### Recorded data:

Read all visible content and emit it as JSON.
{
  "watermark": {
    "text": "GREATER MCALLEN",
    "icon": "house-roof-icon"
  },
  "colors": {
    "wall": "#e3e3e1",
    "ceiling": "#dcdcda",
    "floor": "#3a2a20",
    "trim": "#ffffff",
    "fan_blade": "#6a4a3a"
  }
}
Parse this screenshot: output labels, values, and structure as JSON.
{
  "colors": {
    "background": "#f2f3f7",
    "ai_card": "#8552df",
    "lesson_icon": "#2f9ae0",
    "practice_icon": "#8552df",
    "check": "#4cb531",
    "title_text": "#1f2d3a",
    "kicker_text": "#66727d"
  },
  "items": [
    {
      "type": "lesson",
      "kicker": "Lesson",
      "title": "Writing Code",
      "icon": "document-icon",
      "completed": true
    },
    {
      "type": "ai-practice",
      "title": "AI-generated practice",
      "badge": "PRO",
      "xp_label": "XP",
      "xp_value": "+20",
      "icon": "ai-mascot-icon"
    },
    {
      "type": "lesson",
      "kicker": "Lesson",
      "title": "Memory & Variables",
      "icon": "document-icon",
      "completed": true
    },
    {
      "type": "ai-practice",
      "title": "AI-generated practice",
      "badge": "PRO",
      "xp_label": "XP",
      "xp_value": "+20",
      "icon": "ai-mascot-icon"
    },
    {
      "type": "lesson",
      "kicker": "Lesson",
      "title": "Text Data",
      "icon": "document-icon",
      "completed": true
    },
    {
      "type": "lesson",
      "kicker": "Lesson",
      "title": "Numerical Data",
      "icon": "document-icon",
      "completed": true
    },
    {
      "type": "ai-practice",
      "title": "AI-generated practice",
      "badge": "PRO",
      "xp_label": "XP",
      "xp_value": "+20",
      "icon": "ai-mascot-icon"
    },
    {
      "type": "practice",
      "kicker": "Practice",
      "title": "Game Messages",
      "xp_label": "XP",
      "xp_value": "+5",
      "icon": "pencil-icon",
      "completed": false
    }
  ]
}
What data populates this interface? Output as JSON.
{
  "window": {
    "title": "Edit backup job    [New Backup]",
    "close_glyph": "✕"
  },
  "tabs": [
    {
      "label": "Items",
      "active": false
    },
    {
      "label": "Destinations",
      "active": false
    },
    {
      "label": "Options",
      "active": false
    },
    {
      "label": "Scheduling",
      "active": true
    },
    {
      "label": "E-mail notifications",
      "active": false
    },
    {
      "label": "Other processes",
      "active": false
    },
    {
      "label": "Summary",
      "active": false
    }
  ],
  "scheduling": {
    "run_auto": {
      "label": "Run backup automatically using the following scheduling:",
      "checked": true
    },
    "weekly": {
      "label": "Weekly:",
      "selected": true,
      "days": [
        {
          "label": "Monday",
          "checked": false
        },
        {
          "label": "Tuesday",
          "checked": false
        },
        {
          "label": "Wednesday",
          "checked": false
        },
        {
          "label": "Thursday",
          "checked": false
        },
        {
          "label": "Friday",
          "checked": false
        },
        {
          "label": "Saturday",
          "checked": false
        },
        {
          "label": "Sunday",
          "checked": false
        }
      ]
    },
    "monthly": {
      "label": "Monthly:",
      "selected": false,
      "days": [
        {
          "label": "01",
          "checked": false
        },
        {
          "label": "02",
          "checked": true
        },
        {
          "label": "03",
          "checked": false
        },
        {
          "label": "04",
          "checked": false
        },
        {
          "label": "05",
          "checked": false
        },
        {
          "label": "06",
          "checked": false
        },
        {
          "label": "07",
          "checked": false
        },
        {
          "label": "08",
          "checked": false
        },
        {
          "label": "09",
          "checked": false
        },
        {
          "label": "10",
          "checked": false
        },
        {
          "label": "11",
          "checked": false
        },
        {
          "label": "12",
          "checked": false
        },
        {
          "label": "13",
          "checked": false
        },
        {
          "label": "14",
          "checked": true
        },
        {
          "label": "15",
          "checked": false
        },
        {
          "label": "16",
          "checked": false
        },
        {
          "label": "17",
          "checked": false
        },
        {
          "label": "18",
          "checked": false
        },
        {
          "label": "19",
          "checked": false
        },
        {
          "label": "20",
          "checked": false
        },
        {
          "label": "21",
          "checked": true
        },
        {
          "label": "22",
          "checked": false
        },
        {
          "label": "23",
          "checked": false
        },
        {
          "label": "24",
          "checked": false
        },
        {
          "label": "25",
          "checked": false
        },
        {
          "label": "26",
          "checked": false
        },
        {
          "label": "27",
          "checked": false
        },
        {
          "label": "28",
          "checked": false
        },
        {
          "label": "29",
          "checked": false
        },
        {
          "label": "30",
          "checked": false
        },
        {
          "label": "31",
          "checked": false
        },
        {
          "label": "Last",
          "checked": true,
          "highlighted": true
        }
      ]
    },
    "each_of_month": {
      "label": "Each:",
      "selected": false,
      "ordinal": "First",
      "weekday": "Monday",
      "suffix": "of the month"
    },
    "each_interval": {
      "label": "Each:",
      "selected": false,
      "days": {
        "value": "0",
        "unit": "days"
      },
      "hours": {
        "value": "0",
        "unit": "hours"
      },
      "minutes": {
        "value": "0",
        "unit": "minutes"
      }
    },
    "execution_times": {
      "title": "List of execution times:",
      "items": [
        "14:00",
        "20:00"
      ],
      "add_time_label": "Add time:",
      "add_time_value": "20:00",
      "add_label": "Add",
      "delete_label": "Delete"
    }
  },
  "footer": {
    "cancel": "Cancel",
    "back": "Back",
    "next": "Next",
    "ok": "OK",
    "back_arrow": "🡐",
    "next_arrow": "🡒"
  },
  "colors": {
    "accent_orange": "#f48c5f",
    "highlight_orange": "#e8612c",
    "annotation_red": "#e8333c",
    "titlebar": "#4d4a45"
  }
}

### Goal:
Extract the whole listing, character for character.

### Expected output:
Read all visible content and emit it as JSON.
{
  "watermark": {
    "text": "GREATER MCALLEN",
    "icon": "house-roof-icon"
  },
  "colors": {
    "wall": "#e3e3e1",
    "ceiling": "#dcdcda",
    "floor": "#3a2a20",
    "trim": "#ffffff",
    "fan_blade": "#6a4a3a"
  }
}
Parse this screenshot: output labels, values, and structure as JSON.
{
  "colors": {
    "background": "#f2f3f7",
    "ai_card": "#8552df",
    "lesson_icon": "#2f9ae0",
    "practice_icon": "#8552df",
    "check": "#4cb531",
    "title_text": "#1f2d3a",
    "kicker_text": "#66727d"
  },
  "items": [
    {
      "type": "lesson",
      "kicker": "Lesson",
      "title": "Writing Code",
      "icon": "document-icon",
      "completed": true
    },
    {
      "type": "ai-practice",
      "title": "AI-generated practice",
      "badge": "PRO",
      "xp_label": "XP",
      "xp_value": "+20",
      "icon": "ai-mascot-icon"
    },
    {
      "type": "lesson",
      "kicker": "Lesson",
      "title": "Memory & Variables",
      "icon": "document-icon",
      "completed": true
    },
    {
      "type": "ai-practice",
      "title": "AI-generated practice",
      "badge": "PRO",
      "xp_label": "XP",
      "xp_value": "+20",
      "icon": "ai-mascot-icon"
    },
    {
      "type": "lesson",
      "kicker": "Lesson",
      "title": "Text Data",
      "icon": "document-icon",
      "completed": true
    },
    {
      "type": "lesson",
      "kicker": "Lesson",
      "title": "Numerical Data",
      "icon": "document-icon",
      "completed": true
    },
    {
      "type": "ai-practice",
      "title": "AI-generated practice",
      "badge": "PRO",
      "xp_label": "XP",
      "xp_value": "+20",
      "icon": "ai-mascot-icon"
    },
    {
      "type": "practice",
      "kicker": "Practice",
      "title": "Game Messages",
      "xp_label": "XP",
      "xp_value": "+5",
      "icon": "pencil-icon",
      "completed": false
    }
  ]
}
What data populates this interface? Output as JSON.
{
  "window": {
    "title": "Edit backup job    [New Backup]",
    "close_glyph": "✕"
  },
  "tabs": [
    {
      "label": "Items",
      "active": false
    },
    {
      "label": "Destinations",
      "active": false
    },
    {
      "label": "Options",
      "active": false
    },
    {
      "label": "Scheduling",
      "active": true
    },
    {
      "label": "E-mail notifications",
      "active": false
    },
    {
      "label": "Other processes",
      "active": false
    },
    {
      "label": "Summary",
      "active": false
    }
  ],
  "scheduling": {
    "run_auto": {
      "label": "Run backup automatically using the following scheduling:",
      "checked": true
    },
    "weekly": {
      "label": "Weekly:",
      "selected": true,
      "days": [
        {
          "label": "Monday",
          "checked": false
        },
        {
          "label": "Tuesday",
          "checked": false
        },
        {
          "label": "Wednesday",
          "checked": false
        },
        {
          "label": "Thursday",
          "checked": false
        },
        {
          "label": "Friday",
          "checked": false
        },
        {
          "label": "Saturday",
          "checked": false
        },
        {
          "label": "Sunday",
          "checked": false
        }
      ]
    },
    "monthly": {
      "label": "Monthly:",
      "selected": false,
      "days": [
        {
          "label": "01",
          "checked": false
        },
        {
          "label": "02",
          "checked": true
        },
        {
          "label": "03",
          "checked": false
        },
        {
          "label": "04",
          "checked": false
        },
        {
          "label": "05",
          "checked": false
        },
        {
          "label": "06",
          "checked": false
        },
        {
          "label": "07",
          "checked": false
        },
        {
          "label": "08",
          "checked": false
        },
        {
          "label": "09",
          "checked": false
        },
        {
          "label": "10",
          "checked": false
        },
        {
          "label": "11",
          "checked": false
        },
        {
          "label": "12",
          "checked": false
        },
        {
          "label": "13",
          "checked": false
        },
        {
          "label": "14",
          "checked": true
        },
        {
          "label": "15",
          "checked": false
        },
        {
          "label": "16",
          "checked": false
        },
        {
          "label": "17",
          "checked": false
        },
        {
          "label": "18",
          "checked": false
        },
        {
          "label": "19",
          "checked": false
        },
        {
          "label": "20",
          "checked": false
        },
        {
          "label": "21",
          "checked": true
        },
        {
          "label": "22",
          "checked": false
        },
        {
          "label": "23",
          "checked": false
        },
        {
          "label": "24",
          "checked": false
        },
        {
          "label": "25",
          "checked": false
        },
        {
          "label": "26",
          "checked": false
        },
        {
          "label": "27",
          "checked": false
        },
        {
          "label": "28",
          "checked": false
        },
        {
          "label": "29",
          "checked": false
        },
        {
          "label": "30",
          "checked": false
        },
        {
          "label": "31",
          "checked": false
        },
        {
          "label": "Last",
          "checked": true,
          "highlighted": true
        }
      ]
    },
    "each_of_month": {
      "label": "Each:",
      "selected": false,
      "ordinal": "First",
      "weekday": "Monday",
      "suffix": "of the month"
    },
    "each_interval": {
      "label": "Each:",
      "selected": false,
      "days": {
        "value": "0",
        "unit": "days"
      },
      "hours": {
        "value": "0",
        "unit": "hours"
      },
      "minutes": {
        "value": "0",
        "unit": "minutes"
      }
    },
    "execution_times": {
      "title": "List of execution times:",
      "items": [
        "14:00",
        "20:00"
      ],
      "add_time_label": "Add time:",
      "add_time_value": "20:00",
      "add_label": "Add",
      "delete_label": "Delete"
    }
  },
  "footer": {
    "cancel": "Cancel",
    "back": "Back",
    "next": "Next",
    "ok": "OK",
    "back_arrow": "🡐",
    "next_arrow": "🡒"
  },
  "colors": {
    "accent_orange": "#f48c5f",
    "highlight_orange": "#e8612c",
    "annotation_red": "#e8333c",
    "titlebar": "#4d4a45"
  }
}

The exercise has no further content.